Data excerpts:
+ + +
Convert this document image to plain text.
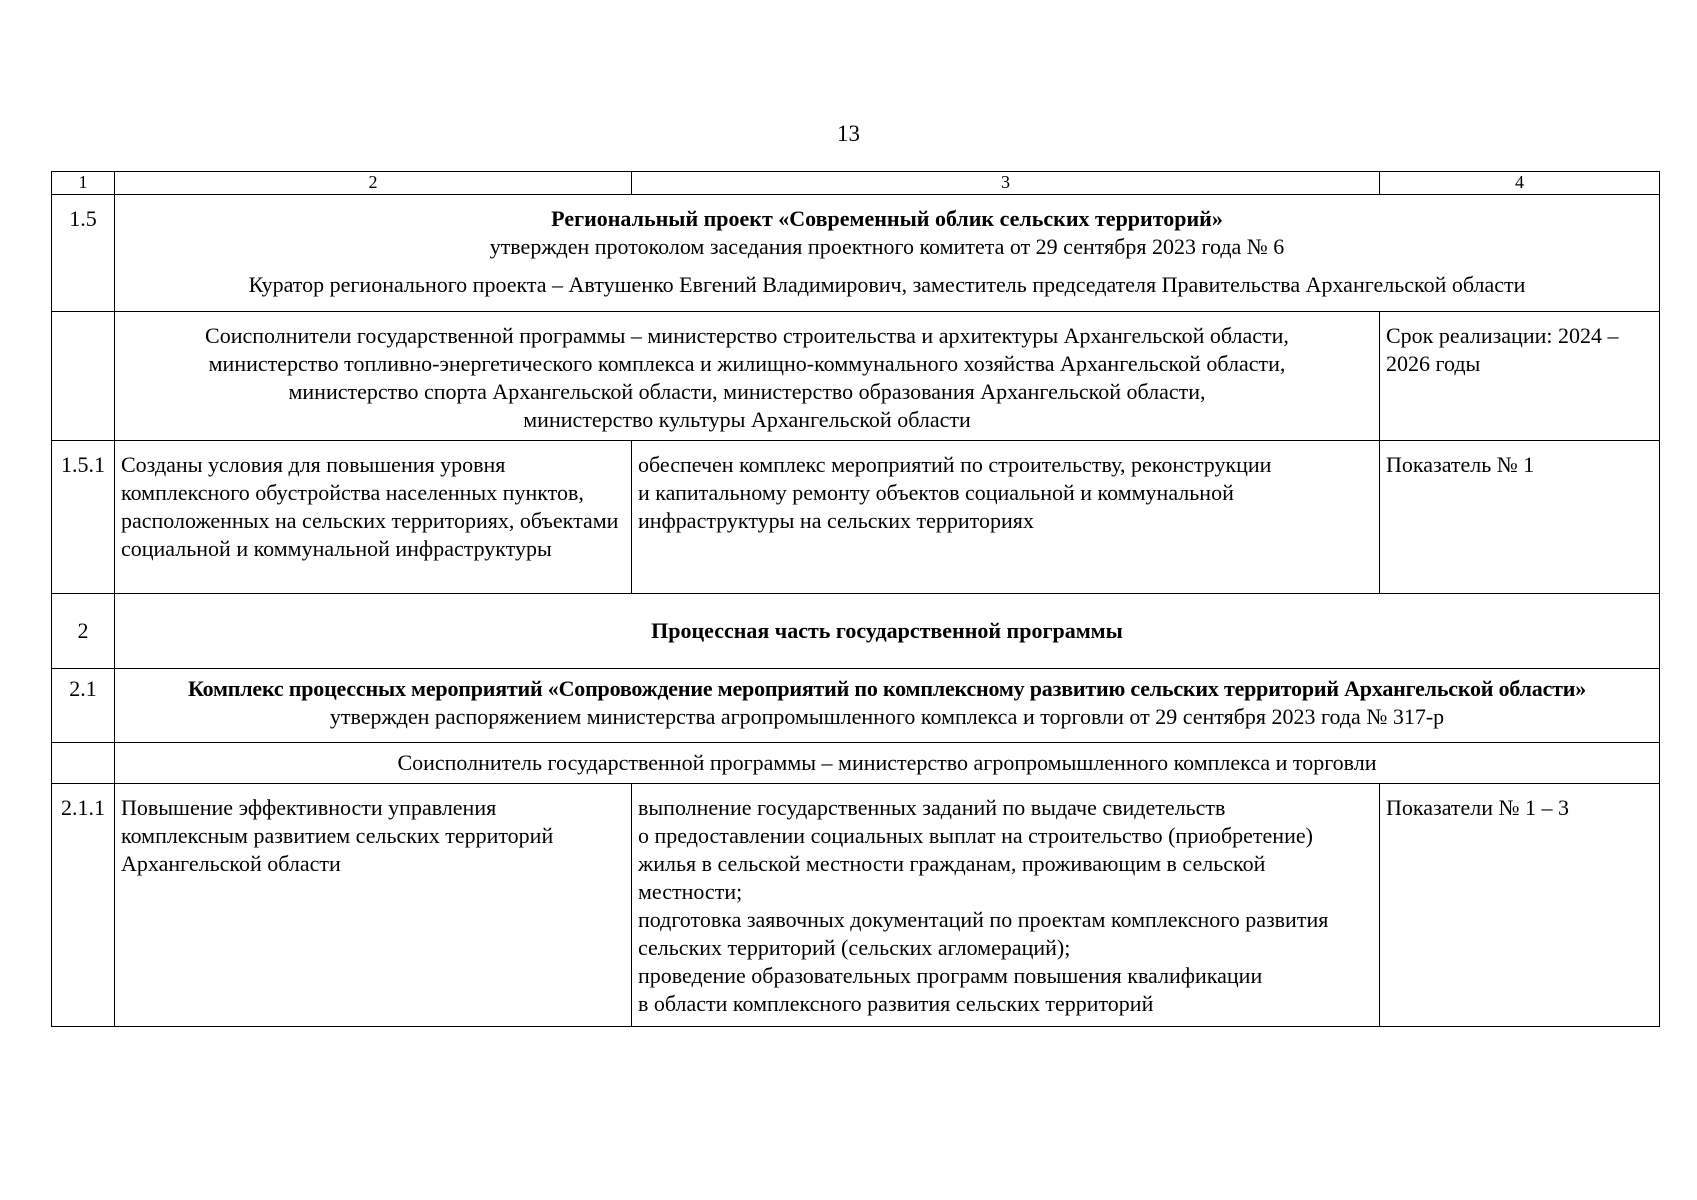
13
1	2	3	4
1.5	Региональный проект «Современный облик сельских территорий»
утвержден протоколом заседания проектного комитета от 29 сентября 2023 года № 6
Куратор регионального проекта – Автушенко Евгений Владимирович, заместитель председателя Правительства Архангельской области		

	Соисполнители государственной программы – министерство строительства и архитектуры Архангельской области,
министерство топливно-энергетического комплекса и жилищно-коммунального хозяйства Архангельской области,
министерство спорта Архангельской области, министерство образования Архангельской области,
министерство культуры Архангельской области		Срок реализации: 2024 – 2026 годы
1.5.1	Созданы условия для повышения уровня комплексного обустройства населенных пунктов, расположенных на сельских территориях, объектами социальной и коммунальной инфраструктуры	обеспечен комплекс мероприятий по строительству, реконструкции
и капитальному ремонту объектов социальной и коммунальной инфраструктуры на сельских территориях	Показатель № 1
2	Процессная часть государственной программы		
2.1	Комплекс процессных мероприятий «Сопровождение мероприятий по комплексному развитию сельских территорий Архангельской области»
утвержден распоряжением министерства агропромышленного комплекса и торговли от 29 сентября 2023 года № 317-р		

	Соисполнитель государственной программы – министерство агропромышленного комплекса и торговли		
2.1.1	Повышение эффективности управления комплексным развитием сельских территорий Архангельской области	выполнение государственных заданий по выдаче свидетельств
о предоставлении социальных выплат на строительство (приобретение) жилья в сельской местности гражданам, проживающим в сельской местности;
подготовка заявочных документаций по проектам комплексного развития сельских территорий (сельских агломераций);
проведение образовательных программ повышения квалификации
в области комплексного развития сельских территорий	Показатели № 1 – 3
+ + +
WHAT THIS TASK INVOLVES
Look through the records and gather each line with the word "комплекса".

RIGHT ANSWER
министерство топливно-энергетического комплекса и жилищно-коммунального хозяйства Архангельской области,
утвержден распоряжением министерства агропромышленного комплекса и торговли от 29 сентября 2023 года № 317-р		
	Соисполнитель государственной программы – министерство агропромышленного комплекса и торговли		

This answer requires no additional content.